-------- SOURCE EXTRACT
Day 1 – early morning:
Mandalay is the centre of Burmese culture, filled with artisans, a city where you can wander around for hours. But where to go and what to do? Just to get your bearings straight and visit the major highlights, explore this city and join in a great full day tour

During this tour, you’ll stop at a plethora of interesting sites, such as the Mahamuni Pagoda. This pilgrimage site is home to a spectacular ancient Buddha image, covered with layers and layers of gold leaves, which still holds a great importance in the lives of people in Mandalay.
Next up is a visit to the Jade Market – this is the real deal as the world’s best jade comes from Myanmar, and much comes from the Mandalay Jade Market. It truly is a fascinating place to go; it sells mostly to dealers tho, so it’s probably not a great idea to make a purchase unless you know what you’re looking for!
No time to waste, as the next stop is right around the corner. We’ll be heading out to the Shweinpin monastery. Built in traditional Burmese fashion, and one of the few buildings that have stood the test of time. Its architectural design is a masterpiece of Myanmar architects in the 19th century, and just for that alone, you should visit this beautiful place.
It’s almost lunchtime, but not before you have seen Kalaga tapestries being created and gold leaf being beaten into water thin pieces. And a delicious stop at a Burmese candy shop.

In the afternoon you’ll visit some more pagodas and monasteries. A trishaw ride will drop you off at Kuthodaw Pagoda, where you can marvel at the ‘world’s largest book’ – Buddhist scriptures inscribed on large marble slabs. Followed by a visit to Shwenandaw Monastery, previously the home of King Mindon with incredibly intricate carvings. By the end of the day, when the sun is setting over the city, we’ll stop at the Mandalay Hill. Besides enjoying a wonderful sunset you can also marvel at the interesting glass-studded temples.  And finally, you get to visit the Shwe Kyin Monastery to observe how student monks start their evening prayers.
----------------
-------- DATASET CONTENT
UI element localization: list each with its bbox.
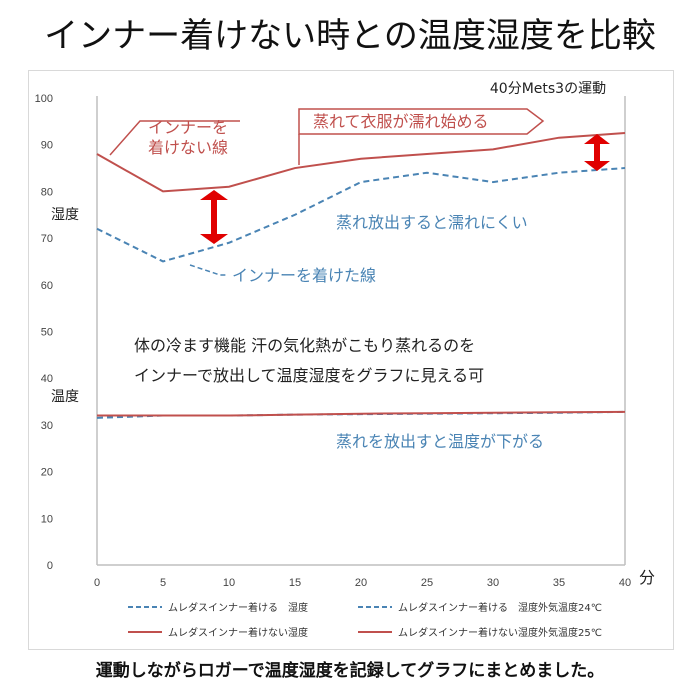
----------------
TASK REQUIREMENTS:
(a) Answer these questions using the Mandalay itinerary:
(i) What covers the ancient Buddha image at the Mahamuni Pagoda?
(ii) Who previously lived in the Shwenandaw Monastery?
(iii) What are the Buddhist scriptures at Kuthodaw Pagoda inscribed on?
(b) Translate this sentence from the Mandalay itinerary into Spanish: "In the afternoon you’ll visit some more pagodas and monasteries."
The lines have nothing to do with the Mandalay itinerary.

SOLUTIONS TO EACH TASK:
(a)
(i) Layers and layers of gold leaves.
(ii) King Mindon.
(iii) Large marble slabs.

(b) Por la tarde visitarás algunas pagodas y monasterios más.